Input records.
################

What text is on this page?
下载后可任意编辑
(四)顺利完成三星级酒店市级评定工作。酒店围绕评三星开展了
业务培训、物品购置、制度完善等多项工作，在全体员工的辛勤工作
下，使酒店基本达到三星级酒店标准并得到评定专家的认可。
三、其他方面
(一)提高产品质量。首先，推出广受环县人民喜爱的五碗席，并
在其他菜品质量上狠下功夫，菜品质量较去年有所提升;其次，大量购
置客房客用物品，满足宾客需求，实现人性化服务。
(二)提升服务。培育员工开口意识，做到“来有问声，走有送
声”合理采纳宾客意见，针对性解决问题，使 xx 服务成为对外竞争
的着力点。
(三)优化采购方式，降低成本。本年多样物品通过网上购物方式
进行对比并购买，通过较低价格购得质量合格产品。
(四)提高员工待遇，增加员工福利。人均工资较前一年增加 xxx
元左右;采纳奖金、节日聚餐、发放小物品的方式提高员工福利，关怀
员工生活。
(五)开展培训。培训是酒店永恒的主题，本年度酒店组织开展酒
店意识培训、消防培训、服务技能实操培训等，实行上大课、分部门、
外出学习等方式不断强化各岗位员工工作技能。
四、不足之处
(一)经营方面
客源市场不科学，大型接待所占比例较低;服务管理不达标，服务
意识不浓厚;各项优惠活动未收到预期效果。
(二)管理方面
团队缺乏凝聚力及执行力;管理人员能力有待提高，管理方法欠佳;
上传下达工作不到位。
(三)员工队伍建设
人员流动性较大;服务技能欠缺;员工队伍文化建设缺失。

################

To be done.
Extract each line of the material exactly as it stands.

Answer in full.
What text is on this page?
下载后可任意编辑
(四)顺利完成三星级酒店市级评定工作。酒店围绕评三星开展了
业务培训、物品购置、制度完善等多项工作，在全体员工的辛勤工作
下，使酒店基本达到三星级酒店标准并得到评定专家的认可。
三、其他方面
(一)提高产品质量。首先，推出广受环县人民喜爱的五碗席，并
在其他菜品质量上狠下功夫，菜品质量较去年有所提升;其次，大量购
置客房客用物品，满足宾客需求，实现人性化服务。
(二)提升服务。培育员工开口意识，做到“来有问声，走有送
声”合理采纳宾客意见，针对性解决问题，使 xx 服务成为对外竞争
的着力点。
(三)优化采购方式，降低成本。本年多样物品通过网上购物方式
进行对比并购买，通过较低价格购得质量合格产品。
(四)提高员工待遇，增加员工福利。人均工资较前一年增加 xxx
元左右;采纳奖金、节日聚餐、发放小物品的方式提高员工福利，关怀
员工生活。
(五)开展培训。培训是酒店永恒的主题，本年度酒店组织开展酒
店意识培训、消防培训、服务技能实操培训等，实行上大课、分部门、
外出学习等方式不断强化各岗位员工工作技能。
四、不足之处
(一)经营方面
客源市场不科学，大型接待所占比例较低;服务管理不达标，服务
意识不浓厚;各项优惠活动未收到预期效果。
(二)管理方面
团队缺乏凝聚力及执行力;管理人员能力有待提高，管理方法欠佳;
上传下达工作不到位。
(三)员工队伍建设
人员流动性较大;服务技能欠缺;员工队伍文化建设缺失。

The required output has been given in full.